- What the exercise asks:
Count how many lines contain "icon" and reply with that number only.

- Task material:
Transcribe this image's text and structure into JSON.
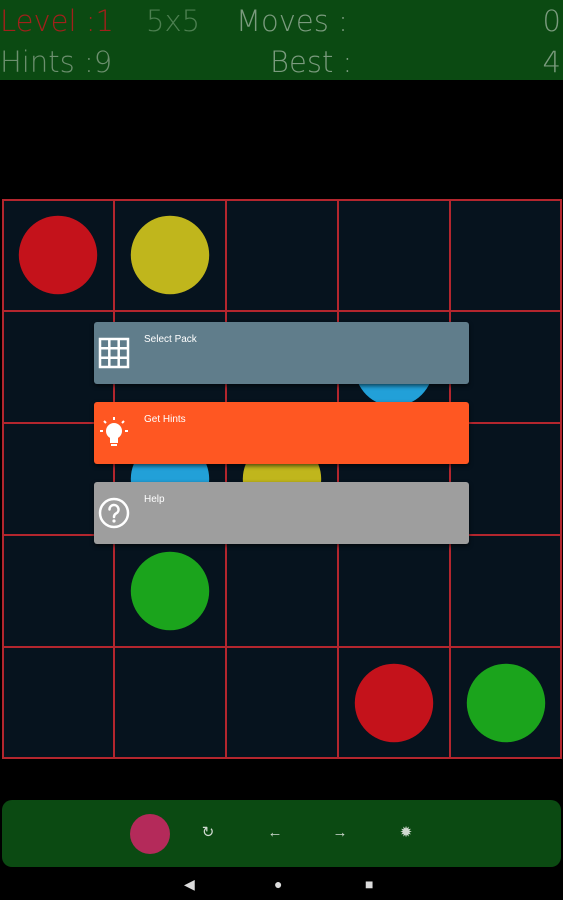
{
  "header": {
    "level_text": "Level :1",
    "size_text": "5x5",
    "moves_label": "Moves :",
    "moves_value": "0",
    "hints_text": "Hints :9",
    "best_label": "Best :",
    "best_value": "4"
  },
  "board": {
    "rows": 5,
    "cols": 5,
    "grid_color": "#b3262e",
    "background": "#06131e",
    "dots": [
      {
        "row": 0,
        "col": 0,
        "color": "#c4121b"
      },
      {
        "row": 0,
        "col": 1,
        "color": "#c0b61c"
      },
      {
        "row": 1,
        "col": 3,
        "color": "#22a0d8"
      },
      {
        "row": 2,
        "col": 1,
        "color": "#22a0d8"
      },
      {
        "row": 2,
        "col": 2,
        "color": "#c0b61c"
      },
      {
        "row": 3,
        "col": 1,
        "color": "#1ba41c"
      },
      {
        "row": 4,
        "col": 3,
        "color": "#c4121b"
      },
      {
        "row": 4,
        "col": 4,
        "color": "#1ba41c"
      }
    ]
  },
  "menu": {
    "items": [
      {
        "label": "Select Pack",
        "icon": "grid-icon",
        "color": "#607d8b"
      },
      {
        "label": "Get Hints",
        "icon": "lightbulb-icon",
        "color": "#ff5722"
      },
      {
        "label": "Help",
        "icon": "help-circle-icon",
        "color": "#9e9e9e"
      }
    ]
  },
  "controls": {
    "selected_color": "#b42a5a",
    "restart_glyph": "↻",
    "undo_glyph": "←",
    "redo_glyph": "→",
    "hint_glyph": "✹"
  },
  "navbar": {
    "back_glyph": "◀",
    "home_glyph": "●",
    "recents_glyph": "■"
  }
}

- Result of the task:
3